⟨

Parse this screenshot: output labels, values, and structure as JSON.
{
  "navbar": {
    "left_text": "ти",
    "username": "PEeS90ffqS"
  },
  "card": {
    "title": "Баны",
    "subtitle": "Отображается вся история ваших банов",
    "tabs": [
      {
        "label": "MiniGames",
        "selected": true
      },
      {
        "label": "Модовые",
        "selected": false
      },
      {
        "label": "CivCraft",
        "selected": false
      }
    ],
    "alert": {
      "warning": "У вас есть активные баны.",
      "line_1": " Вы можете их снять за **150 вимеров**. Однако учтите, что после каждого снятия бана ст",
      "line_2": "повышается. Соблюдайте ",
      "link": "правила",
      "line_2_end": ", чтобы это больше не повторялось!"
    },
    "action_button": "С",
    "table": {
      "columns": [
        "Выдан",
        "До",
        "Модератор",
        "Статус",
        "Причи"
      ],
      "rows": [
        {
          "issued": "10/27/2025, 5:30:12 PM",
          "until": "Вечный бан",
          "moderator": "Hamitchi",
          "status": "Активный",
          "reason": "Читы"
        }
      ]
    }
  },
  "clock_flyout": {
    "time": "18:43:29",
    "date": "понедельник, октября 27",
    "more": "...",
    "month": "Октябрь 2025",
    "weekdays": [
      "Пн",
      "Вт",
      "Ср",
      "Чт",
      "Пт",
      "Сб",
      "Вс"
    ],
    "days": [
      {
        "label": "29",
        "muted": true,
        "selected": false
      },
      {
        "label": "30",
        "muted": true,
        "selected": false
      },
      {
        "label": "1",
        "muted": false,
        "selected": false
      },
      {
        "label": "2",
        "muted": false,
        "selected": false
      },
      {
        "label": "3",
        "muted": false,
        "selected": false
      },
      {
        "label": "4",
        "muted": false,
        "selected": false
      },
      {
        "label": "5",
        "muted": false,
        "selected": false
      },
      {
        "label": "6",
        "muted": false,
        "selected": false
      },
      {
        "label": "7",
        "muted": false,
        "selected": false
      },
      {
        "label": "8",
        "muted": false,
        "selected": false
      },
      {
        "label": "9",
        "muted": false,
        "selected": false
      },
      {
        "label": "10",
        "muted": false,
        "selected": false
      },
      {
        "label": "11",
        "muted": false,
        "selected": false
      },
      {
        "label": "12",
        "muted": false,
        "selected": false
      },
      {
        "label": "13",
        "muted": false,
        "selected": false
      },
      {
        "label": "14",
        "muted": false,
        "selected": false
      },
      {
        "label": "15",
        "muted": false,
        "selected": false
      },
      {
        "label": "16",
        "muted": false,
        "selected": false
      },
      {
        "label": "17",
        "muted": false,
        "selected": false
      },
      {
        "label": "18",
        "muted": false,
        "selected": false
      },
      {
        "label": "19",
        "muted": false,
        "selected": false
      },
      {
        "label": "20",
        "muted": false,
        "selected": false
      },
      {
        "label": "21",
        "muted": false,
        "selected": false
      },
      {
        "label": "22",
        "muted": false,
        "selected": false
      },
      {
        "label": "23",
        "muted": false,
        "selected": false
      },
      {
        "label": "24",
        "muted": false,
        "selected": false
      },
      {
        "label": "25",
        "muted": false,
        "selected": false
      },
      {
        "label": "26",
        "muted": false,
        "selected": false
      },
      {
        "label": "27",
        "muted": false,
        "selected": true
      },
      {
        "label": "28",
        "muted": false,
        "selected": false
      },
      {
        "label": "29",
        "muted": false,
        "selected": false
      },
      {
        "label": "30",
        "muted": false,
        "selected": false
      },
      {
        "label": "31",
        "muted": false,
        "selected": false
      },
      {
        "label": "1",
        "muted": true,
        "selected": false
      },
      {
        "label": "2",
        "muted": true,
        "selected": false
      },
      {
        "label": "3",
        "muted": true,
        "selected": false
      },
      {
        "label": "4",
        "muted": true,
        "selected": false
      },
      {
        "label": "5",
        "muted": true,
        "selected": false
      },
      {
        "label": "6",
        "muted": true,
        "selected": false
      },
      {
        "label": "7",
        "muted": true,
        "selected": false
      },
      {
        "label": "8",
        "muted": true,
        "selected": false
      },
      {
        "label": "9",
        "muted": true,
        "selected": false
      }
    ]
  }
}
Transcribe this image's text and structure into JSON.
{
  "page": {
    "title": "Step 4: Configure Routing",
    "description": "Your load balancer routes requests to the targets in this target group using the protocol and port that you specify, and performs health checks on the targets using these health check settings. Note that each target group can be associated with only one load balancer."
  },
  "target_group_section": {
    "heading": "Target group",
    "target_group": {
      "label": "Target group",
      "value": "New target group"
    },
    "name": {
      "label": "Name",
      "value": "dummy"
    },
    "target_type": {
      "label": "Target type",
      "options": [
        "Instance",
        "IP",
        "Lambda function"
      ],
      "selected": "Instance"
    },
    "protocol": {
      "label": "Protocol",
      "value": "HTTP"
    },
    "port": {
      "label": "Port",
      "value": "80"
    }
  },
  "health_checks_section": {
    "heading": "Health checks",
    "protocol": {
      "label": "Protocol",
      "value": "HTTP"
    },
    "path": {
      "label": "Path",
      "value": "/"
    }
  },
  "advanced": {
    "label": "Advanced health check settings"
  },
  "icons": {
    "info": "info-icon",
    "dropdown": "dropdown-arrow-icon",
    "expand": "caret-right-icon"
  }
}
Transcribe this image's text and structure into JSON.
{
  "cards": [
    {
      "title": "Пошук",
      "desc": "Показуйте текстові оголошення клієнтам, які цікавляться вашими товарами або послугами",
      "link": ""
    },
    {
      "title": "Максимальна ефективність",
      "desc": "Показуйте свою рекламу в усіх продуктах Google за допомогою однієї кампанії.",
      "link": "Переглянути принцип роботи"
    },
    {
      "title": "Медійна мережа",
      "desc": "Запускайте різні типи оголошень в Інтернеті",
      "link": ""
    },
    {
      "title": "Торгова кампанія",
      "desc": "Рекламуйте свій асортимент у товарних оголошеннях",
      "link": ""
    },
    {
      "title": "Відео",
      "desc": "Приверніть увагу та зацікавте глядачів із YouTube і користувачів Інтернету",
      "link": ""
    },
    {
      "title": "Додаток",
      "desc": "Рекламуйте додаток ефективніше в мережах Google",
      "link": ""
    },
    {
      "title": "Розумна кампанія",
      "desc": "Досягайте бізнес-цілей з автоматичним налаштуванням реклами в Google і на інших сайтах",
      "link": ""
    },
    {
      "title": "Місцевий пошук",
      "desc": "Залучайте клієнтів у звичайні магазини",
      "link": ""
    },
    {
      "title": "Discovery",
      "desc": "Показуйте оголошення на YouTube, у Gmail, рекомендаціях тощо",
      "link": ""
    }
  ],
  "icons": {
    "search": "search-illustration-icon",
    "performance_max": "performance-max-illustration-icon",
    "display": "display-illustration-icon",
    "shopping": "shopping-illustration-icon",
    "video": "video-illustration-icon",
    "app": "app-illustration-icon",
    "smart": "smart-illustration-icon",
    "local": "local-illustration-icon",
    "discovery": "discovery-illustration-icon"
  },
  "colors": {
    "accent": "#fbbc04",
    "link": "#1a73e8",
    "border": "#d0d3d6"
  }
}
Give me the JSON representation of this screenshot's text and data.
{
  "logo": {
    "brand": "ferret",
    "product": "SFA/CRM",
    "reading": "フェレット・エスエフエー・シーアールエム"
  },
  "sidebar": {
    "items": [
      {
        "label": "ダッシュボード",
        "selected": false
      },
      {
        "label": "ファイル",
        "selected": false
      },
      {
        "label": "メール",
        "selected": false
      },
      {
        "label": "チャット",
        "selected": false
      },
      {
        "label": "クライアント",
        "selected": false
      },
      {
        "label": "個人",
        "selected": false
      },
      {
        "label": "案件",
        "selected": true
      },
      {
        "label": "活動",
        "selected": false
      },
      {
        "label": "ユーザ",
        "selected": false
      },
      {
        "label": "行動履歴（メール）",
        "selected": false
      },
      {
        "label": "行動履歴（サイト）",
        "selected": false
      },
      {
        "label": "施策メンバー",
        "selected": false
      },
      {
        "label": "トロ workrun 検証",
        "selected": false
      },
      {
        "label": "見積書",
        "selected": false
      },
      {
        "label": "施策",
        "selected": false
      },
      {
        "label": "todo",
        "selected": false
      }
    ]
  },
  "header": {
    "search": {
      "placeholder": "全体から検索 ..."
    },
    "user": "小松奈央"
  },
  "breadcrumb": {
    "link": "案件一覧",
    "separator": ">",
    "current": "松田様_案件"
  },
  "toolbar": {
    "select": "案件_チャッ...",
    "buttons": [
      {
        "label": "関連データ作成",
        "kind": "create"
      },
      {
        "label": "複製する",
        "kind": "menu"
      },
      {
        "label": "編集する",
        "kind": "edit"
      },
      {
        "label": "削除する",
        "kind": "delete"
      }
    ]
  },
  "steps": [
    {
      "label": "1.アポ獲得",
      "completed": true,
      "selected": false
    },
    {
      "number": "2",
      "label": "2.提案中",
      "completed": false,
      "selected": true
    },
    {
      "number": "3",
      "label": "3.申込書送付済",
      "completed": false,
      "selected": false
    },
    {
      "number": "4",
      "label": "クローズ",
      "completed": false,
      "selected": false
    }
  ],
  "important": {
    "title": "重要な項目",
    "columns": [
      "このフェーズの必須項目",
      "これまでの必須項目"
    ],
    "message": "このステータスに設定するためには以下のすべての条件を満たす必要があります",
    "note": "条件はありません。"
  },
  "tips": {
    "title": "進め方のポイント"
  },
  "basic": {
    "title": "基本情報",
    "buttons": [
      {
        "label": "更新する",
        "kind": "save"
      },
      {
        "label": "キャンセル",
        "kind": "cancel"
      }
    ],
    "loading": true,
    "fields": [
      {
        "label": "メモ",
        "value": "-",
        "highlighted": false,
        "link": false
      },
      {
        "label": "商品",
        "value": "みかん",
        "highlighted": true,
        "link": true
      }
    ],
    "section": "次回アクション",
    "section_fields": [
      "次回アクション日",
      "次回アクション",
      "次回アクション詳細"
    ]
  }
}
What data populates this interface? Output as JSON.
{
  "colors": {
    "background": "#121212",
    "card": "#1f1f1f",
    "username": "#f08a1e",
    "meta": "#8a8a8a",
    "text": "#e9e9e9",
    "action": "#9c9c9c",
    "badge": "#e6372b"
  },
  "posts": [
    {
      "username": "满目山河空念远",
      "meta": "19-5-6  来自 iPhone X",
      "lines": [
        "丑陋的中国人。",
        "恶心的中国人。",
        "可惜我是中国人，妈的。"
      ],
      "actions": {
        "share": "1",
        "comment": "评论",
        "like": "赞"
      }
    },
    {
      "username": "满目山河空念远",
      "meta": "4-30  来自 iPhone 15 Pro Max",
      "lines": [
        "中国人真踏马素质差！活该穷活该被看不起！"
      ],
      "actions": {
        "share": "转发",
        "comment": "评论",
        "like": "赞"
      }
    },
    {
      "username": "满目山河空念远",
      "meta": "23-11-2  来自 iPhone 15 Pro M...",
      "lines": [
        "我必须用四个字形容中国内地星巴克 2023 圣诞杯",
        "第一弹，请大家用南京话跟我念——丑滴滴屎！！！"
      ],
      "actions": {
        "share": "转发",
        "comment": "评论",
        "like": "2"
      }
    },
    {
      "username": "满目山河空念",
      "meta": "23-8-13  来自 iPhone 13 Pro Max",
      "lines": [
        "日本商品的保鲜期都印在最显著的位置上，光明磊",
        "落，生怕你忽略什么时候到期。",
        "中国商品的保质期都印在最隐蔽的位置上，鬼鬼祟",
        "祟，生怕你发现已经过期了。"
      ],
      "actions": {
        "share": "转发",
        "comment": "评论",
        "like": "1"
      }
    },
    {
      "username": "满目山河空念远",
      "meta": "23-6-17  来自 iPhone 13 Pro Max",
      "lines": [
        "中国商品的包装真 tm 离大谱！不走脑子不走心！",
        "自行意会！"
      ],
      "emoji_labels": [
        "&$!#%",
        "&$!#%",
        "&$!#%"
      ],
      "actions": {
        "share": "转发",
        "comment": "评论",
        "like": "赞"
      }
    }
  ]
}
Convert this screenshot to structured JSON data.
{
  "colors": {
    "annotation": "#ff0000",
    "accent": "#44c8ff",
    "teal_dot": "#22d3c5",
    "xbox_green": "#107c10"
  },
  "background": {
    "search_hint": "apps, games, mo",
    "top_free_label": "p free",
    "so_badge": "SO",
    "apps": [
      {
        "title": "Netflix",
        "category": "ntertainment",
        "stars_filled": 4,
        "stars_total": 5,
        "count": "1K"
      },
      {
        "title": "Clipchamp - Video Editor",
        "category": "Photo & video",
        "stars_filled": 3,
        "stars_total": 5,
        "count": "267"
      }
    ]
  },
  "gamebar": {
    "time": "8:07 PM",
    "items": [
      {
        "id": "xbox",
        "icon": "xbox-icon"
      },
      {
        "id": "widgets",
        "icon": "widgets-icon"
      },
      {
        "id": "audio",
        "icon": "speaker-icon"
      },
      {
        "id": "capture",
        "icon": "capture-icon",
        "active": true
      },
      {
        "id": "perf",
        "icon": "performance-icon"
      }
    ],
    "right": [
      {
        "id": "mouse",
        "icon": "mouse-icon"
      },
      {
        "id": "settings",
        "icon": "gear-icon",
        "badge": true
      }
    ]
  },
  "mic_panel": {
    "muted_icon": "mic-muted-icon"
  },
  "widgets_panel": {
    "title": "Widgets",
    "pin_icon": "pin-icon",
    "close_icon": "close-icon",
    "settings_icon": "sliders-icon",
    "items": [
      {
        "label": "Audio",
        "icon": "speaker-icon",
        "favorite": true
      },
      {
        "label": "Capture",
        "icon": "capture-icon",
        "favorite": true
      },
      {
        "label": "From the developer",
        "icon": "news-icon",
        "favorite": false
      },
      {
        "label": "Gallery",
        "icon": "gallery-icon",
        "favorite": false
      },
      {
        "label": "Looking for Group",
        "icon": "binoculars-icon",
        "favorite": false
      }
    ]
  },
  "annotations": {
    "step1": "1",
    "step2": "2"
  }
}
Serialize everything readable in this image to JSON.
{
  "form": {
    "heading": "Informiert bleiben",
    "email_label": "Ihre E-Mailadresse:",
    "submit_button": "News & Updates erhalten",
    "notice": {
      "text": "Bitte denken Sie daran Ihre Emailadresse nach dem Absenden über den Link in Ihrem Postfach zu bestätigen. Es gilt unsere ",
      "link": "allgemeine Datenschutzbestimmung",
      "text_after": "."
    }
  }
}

⟩

Exercise objective: Everything from the line with "Serialize everything readable" to the end of the listing above needs to be duplicated exactly, both end lines included, with nothing more.

Written answer:
Serialize everything readable in this image to JSON.
{
  "form": {
    "heading": "Informiert bleiben",
    "email_label": "Ihre E-Mailadresse:",
    "submit_button": "News & Updates erhalten",
    "notice": {
      "text": "Bitte denken Sie daran Ihre Emailadresse nach dem Absenden über den Link in Ihrem Postfach zu bestätigen. Es gilt unsere ",
      "link": "allgemeine Datenschutzbestimmung",
      "text_after": "."
    }
  }
}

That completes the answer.